* RECORDED INFORMATION:
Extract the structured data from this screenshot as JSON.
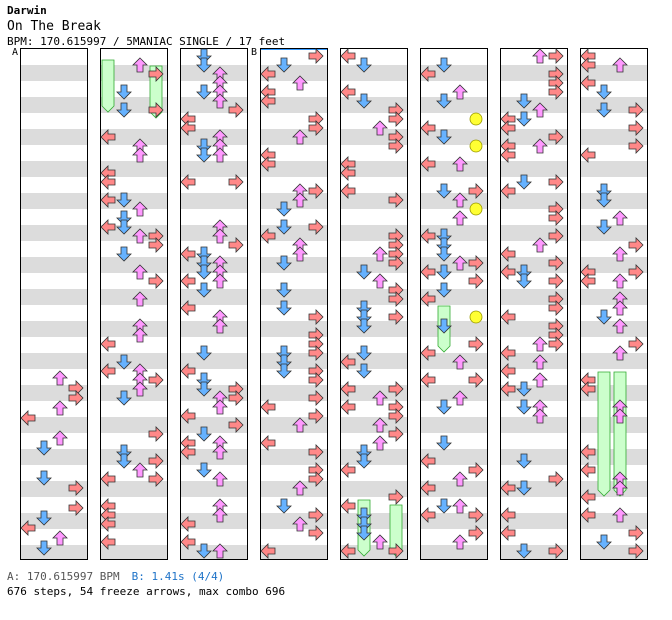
{
  "song": {
    "artist": "Darwin",
    "title": "On The Break",
    "info": "BPM: 170.615997 / 5MANIAC SINGLE / 17 feet"
  },
  "markers": {
    "a": "A",
    "b": "B"
  },
  "footer": {
    "bpm_line": "A: 170.615997 BPM",
    "stop_line": "B: 1.41s (4/4)",
    "stats": "676 steps, 54 freeze arrows, max combo 696"
  },
  "colors": {
    "left": "#ff8888",
    "down": "#66b2ff",
    "up": "#ff99ff",
    "right": "#ff8888",
    "mine": "#ffff33",
    "freeze": "#ccffcc",
    "freeze_border": "#33aa33",
    "marker": "#3399ff"
  }
}
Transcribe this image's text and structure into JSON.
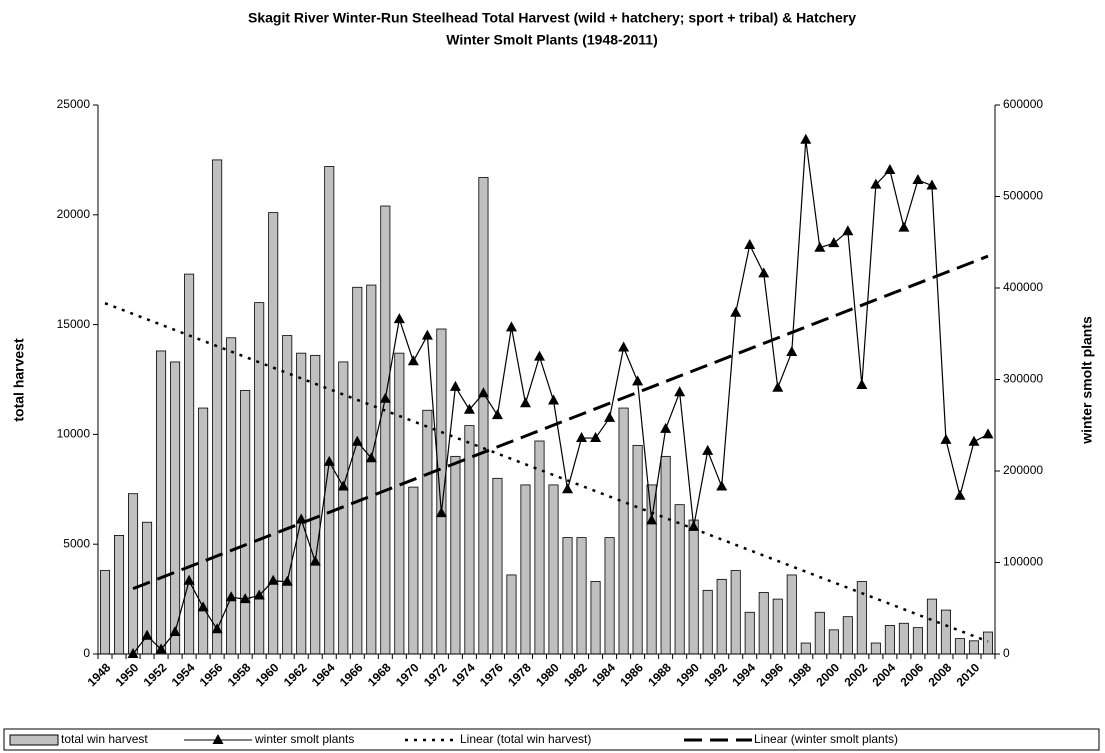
{
  "chart_data": {
    "type": "bar",
    "title": [
      "Skagit River Winter-Run Steelhead Total Harvest (wild + hatchery; sport + tribal) & Hatchery",
      "Winter Smolt Plants (1948-2011)"
    ],
    "y_label": "total harvest",
    "y2_label": "winter smolt plants",
    "categories": [
      "1948",
      null,
      "1950",
      null,
      "1952",
      null,
      "1954",
      null,
      "1956",
      null,
      "1958",
      null,
      "1960",
      null,
      "1962",
      null,
      "1964",
      null,
      "1966",
      null,
      "1968",
      null,
      "1970",
      null,
      "1972",
      null,
      "1974",
      null,
      "1976",
      null,
      "1978",
      null,
      "1980",
      null,
      "1982",
      null,
      "1984",
      null,
      "1986",
      null,
      "1988",
      null,
      "1990",
      null,
      "1992",
      null,
      "1994",
      null,
      "1996",
      null,
      "1998",
      null,
      "2000",
      null,
      "2002",
      null,
      "2004",
      null,
      "2006",
      null,
      "2008",
      null,
      "2010",
      null
    ],
    "series": [
      {
        "name": "total win harvest",
        "type": "bar",
        "color": "#c0c0c0",
        "trendline": "Linear (total win harvest)",
        "trendline_style": "dotted",
        "values": [
          3800,
          5400,
          7300,
          6000,
          13800,
          13300,
          17300,
          11200,
          22500,
          14400,
          12000,
          16000,
          20100,
          14500,
          13700,
          13600,
          22200,
          13300,
          16700,
          16800,
          20400,
          13700,
          7600,
          11100,
          14800,
          9000,
          10400,
          21700,
          8000,
          3600,
          7700,
          9700,
          7700,
          5300,
          5300,
          3300,
          5300,
          11200,
          9500,
          7700,
          9000,
          6800,
          6100,
          2900,
          3400,
          3800,
          1900,
          2800,
          2500,
          3600,
          500,
          1900,
          1100,
          1700,
          3300,
          500,
          1300,
          1400,
          1200,
          2500,
          2000,
          700,
          600,
          1000
        ]
      },
      {
        "name": "winter smolt plants",
        "type": "line",
        "axis": "y2",
        "color": "#000000",
        "trendline": "Linear (winter smolt plants)",
        "trendline_style": "dashed",
        "values": [
          null,
          null,
          0,
          20000,
          5000,
          24000,
          80000,
          51000,
          27000,
          62000,
          60000,
          64000,
          80000,
          79000,
          147000,
          101000,
          210000,
          183000,
          232000,
          214000,
          279000,
          366000,
          320000,
          348000,
          154000,
          292000,
          267000,
          285000,
          261000,
          357000,
          274000,
          325000,
          277000,
          180000,
          236000,
          236000,
          258000,
          335000,
          298000,
          146000,
          246000,
          286000,
          139000,
          222000,
          183000,
          373000,
          447000,
          416000,
          291000,
          330000,
          562000,
          444000,
          449000,
          462000,
          294000,
          513000,
          529000,
          466000,
          518000,
          512000,
          234000,
          173000,
          232000,
          240000
        ]
      }
    ],
    "ylim": [
      0,
      25000
    ],
    "yticks": [
      0,
      5000,
      10000,
      15000,
      20000,
      25000
    ],
    "y2lim": [
      0,
      600000
    ],
    "y2ticks": [
      0,
      100000,
      200000,
      300000,
      400000,
      500000,
      600000
    ],
    "legend": "bottom"
  }
}
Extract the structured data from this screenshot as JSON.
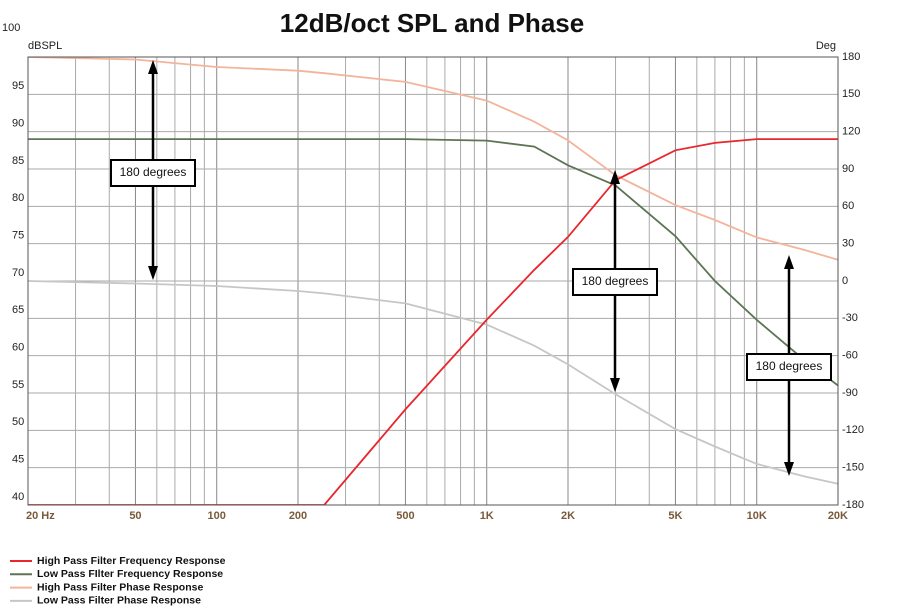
{
  "chart_data": {
    "type": "line",
    "title": "12dB/oct SPL and Phase",
    "y_label": "dBSPL",
    "y2_label": "Deg",
    "log_x": true,
    "grid": true,
    "legend": "bottom-left",
    "x": [
      20,
      50,
      100,
      200,
      250,
      500,
      1000,
      1500,
      2000,
      3000,
      5000,
      7000,
      10000,
      15000,
      20000
    ],
    "xlim": [
      20,
      20000
    ],
    "xticks": [
      {
        "value": 20,
        "label": "20  Hz"
      },
      50,
      100,
      200,
      500,
      {
        "value": 1000,
        "label": "1K"
      },
      {
        "value": 2000,
        "label": "2K"
      },
      {
        "value": 5000,
        "label": "5K"
      },
      {
        "value": 10000,
        "label": "10K"
      },
      {
        "value": 20000,
        "label": "20K"
      }
    ],
    "xminor_ticks": [
      30,
      40,
      60,
      70,
      80,
      90,
      300,
      400,
      600,
      700,
      800,
      900,
      3000,
      4000,
      6000,
      7000,
      8000,
      9000
    ],
    "ylim": [
      40,
      100
    ],
    "yticks": [
      40,
      45,
      50,
      55,
      60,
      65,
      70,
      75,
      80,
      85,
      90,
      95,
      100
    ],
    "y2lim": [
      -180,
      180
    ],
    "y2ticks": [
      -180,
      -150,
      -120,
      -90,
      -60,
      -30,
      0,
      30,
      60,
      90,
      120,
      150,
      180
    ],
    "series": [
      {
        "name": "High Pass Filter Frequency Response",
        "color": "#e8262b",
        "values": [
          40,
          40,
          40,
          40,
          40,
          52.8,
          64.8,
          71.5,
          75.9,
          83.5,
          87.5,
          88.5,
          89,
          89,
          89
        ]
      },
      {
        "name": "Low Pass FIlter Frequency Response",
        "color": "#5e7555",
        "values": [
          89,
          89,
          89,
          89,
          89,
          89,
          88.8,
          88,
          85.5,
          82.8,
          76,
          70,
          64.8,
          59.4,
          56
        ]
      },
      {
        "name": "High Pass Filter Phase Response",
        "color": "#f4b49c",
        "axis": "y2",
        "values": [
          180,
          178,
          172,
          169,
          167,
          160,
          145,
          128,
          113,
          85,
          61,
          49,
          35,
          25,
          17
        ]
      },
      {
        "name": "Low Pass Filter Phase Response",
        "color": "#c5c8c2",
        "axis": "y2",
        "values": [
          0,
          -2,
          -4,
          -8,
          -10,
          -18,
          -35,
          -52,
          -67,
          -91,
          -119,
          -133,
          -147,
          -157,
          -163
        ]
      }
    ],
    "annotations": [
      "180 degrees",
      "180 degrees",
      "180 degrees"
    ]
  }
}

* YOUR GOAL: Return the entries unchanged, save for the pictures, which do not belong in the copy.

* OUTPUT:
Extract the structured data from this screenshot as JSON.
{
  "song": {
    "artist": "Darwin",
    "title": "On The Break",
    "info": "BPM: 170.615997 / 5MANIAC SINGLE / 17 feet"
  },
  "markers": {
    "a": "A",
    "b": "B"
  },
  "footer": {
    "bpm_line": "A: 170.615997 BPM",
    "stop_line": "B: 1.41s (4/4)",
    "stats": "676 steps, 54 freeze arrows, max combo 696"
  },
  "colors": {
    "left": "#ff8888",
    "down": "#66b2ff",
    "up": "#ff99ff",
    "right": "#ff8888",
    "mine": "#ffff33",
    "freeze": "#ccffcc",
    "freeze_border": "#33aa33",
    "marker": "#3399ff"
  }
}
Transcribe this image's text and structure into JSON.
{
  "chart_data": {
    "type": "bar",
    "title": [
      "Skagit River Winter-Run Steelhead Total Harvest (wild + hatchery; sport + tribal) & Hatchery",
      "Winter Smolt Plants (1948-2011)"
    ],
    "y_label": "total harvest",
    "y2_label": "winter smolt plants",
    "categories": [
      "1948",
      null,
      "1950",
      null,
      "1952",
      null,
      "1954",
      null,
      "1956",
      null,
      "1958",
      null,
      "1960",
      null,
      "1962",
      null,
      "1964",
      null,
      "1966",
      null,
      "1968",
      null,
      "1970",
      null,
      "1972",
      null,
      "1974",
      null,
      "1976",
      null,
      "1978",
      null,
      "1980",
      null,
      "1982",
      null,
      "1984",
      null,
      "1986",
      null,
      "1988",
      null,
      "1990",
      null,
      "1992",
      null,
      "1994",
      null,
      "1996",
      null,
      "1998",
      null,
      "2000",
      null,
      "2002",
      null,
      "2004",
      null,
      "2006",
      null,
      "2008",
      null,
      "2010",
      null
    ],
    "series": [
      {
        "name": "total win harvest",
        "type": "bar",
        "color": "#c0c0c0",
        "trendline": "Linear (total win harvest)",
        "trendline_style": "dotted",
        "values": [
          3800,
          5400,
          7300,
          6000,
          13800,
          13300,
          17300,
          11200,
          22500,
          14400,
          12000,
          16000,
          20100,
          14500,
          13700,
          13600,
          22200,
          13300,
          16700,
          16800,
          20400,
          13700,
          7600,
          11100,
          14800,
          9000,
          10400,
          21700,
          8000,
          3600,
          7700,
          9700,
          7700,
          5300,
          5300,
          3300,
          5300,
          11200,
          9500,
          7700,
          9000,
          6800,
          6100,
          2900,
          3400,
          3800,
          1900,
          2800,
          2500,
          3600,
          500,
          1900,
          1100,
          1700,
          3300,
          500,
          1300,
          1400,
          1200,
          2500,
          2000,
          700,
          600,
          1000
        ]
      },
      {
        "name": "winter smolt plants",
        "type": "line",
        "axis": "y2",
        "color": "#000000",
        "trendline": "Linear (winter smolt plants)",
        "trendline_style": "dashed",
        "values": [
          null,
          null,
          0,
          20000,
          5000,
          24000,
          80000,
          51000,
          27000,
          62000,
          60000,
          64000,
          80000,
          79000,
          147000,
          101000,
          210000,
          183000,
          232000,
          214000,
          279000,
          366000,
          320000,
          348000,
          154000,
          292000,
          267000,
          285000,
          261000,
          357000,
          274000,
          325000,
          277000,
          180000,
          236000,
          236000,
          258000,
          335000,
          298000,
          146000,
          246000,
          286000,
          139000,
          222000,
          183000,
          373000,
          447000,
          416000,
          291000,
          330000,
          562000,
          444000,
          449000,
          462000,
          294000,
          513000,
          529000,
          466000,
          518000,
          512000,
          234000,
          173000,
          232000,
          240000
        ]
      }
    ],
    "ylim": [
      0,
      25000
    ],
    "yticks": [
      0,
      5000,
      10000,
      15000,
      20000,
      25000
    ],
    "y2lim": [
      0,
      600000
    ],
    "y2ticks": [
      0,
      100000,
      200000,
      300000,
      400000,
      500000,
      600000
    ],
    "legend": "bottom"
  }
}
Extract the structured data from this screenshot as JSON.
{
  "chart_data": {
    "type": "line",
    "title": "12dB/oct SPL and Phase",
    "y_label": "dBSPL",
    "y2_label": "Deg",
    "log_x": true,
    "grid": true,
    "legend": "bottom-left",
    "x": [
      20,
      50,
      100,
      200,
      250,
      500,
      1000,
      1500,
      2000,
      3000,
      5000,
      7000,
      10000,
      15000,
      20000
    ],
    "xlim": [
      20,
      20000
    ],
    "xticks": [
      {
        "value": 20,
        "label": "20  Hz"
      },
      50,
      100,
      200,
      500,
      {
        "value": 1000,
        "label": "1K"
      },
      {
        "value": 2000,
        "label": "2K"
      },
      {
        "value": 5000,
        "label": "5K"
      },
      {
        "value": 10000,
        "label": "10K"
      },
      {
        "value": 20000,
        "label": "20K"
      }
    ],
    "xminor_ticks": [
      30,
      40,
      60,
      70,
      80,
      90,
      300,
      400,
      600,
      700,
      800,
      900,
      3000,
      4000,
      6000,
      7000,
      8000,
      9000
    ],
    "ylim": [
      40,
      100
    ],
    "yticks": [
      40,
      45,
      50,
      55,
      60,
      65,
      70,
      75,
      80,
      85,
      90,
      95,
      100
    ],
    "y2lim": [
      -180,
      180
    ],
    "y2ticks": [
      -180,
      -150,
      -120,
      -90,
      -60,
      -30,
      0,
      30,
      60,
      90,
      120,
      150,
      180
    ],
    "series": [
      {
        "name": "High Pass Filter Frequency Response",
        "color": "#e8262b",
        "values": [
          40,
          40,
          40,
          40,
          40,
          52.8,
          64.8,
          71.5,
          75.9,
          83.5,
          87.5,
          88.5,
          89,
          89,
          89
        ]
      },
      {
        "name": "Low Pass FIlter Frequency Response",
        "color": "#5e7555",
        "values": [
          89,
          89,
          89,
          89,
          89,
          89,
          88.8,
          88,
          85.5,
          82.8,
          76,
          70,
          64.8,
          59.4,
          56
        ]
      },
      {
        "name": "High Pass Filter Phase Response",
        "color": "#f4b49c",
        "axis": "y2",
        "values": [
          180,
          178,
          172,
          169,
          167,
          160,
          145,
          128,
          113,
          85,
          61,
          49,
          35,
          25,
          17
        ]
      },
      {
        "name": "Low Pass Filter Phase Response",
        "color": "#c5c8c2",
        "axis": "y2",
        "values": [
          0,
          -2,
          -4,
          -8,
          -10,
          -18,
          -35,
          -52,
          -67,
          -91,
          -119,
          -133,
          -147,
          -157,
          -163
        ]
      }
    ],
    "annotations": [
      "180 degrees",
      "180 degrees",
      "180 degrees"
    ]
  }
}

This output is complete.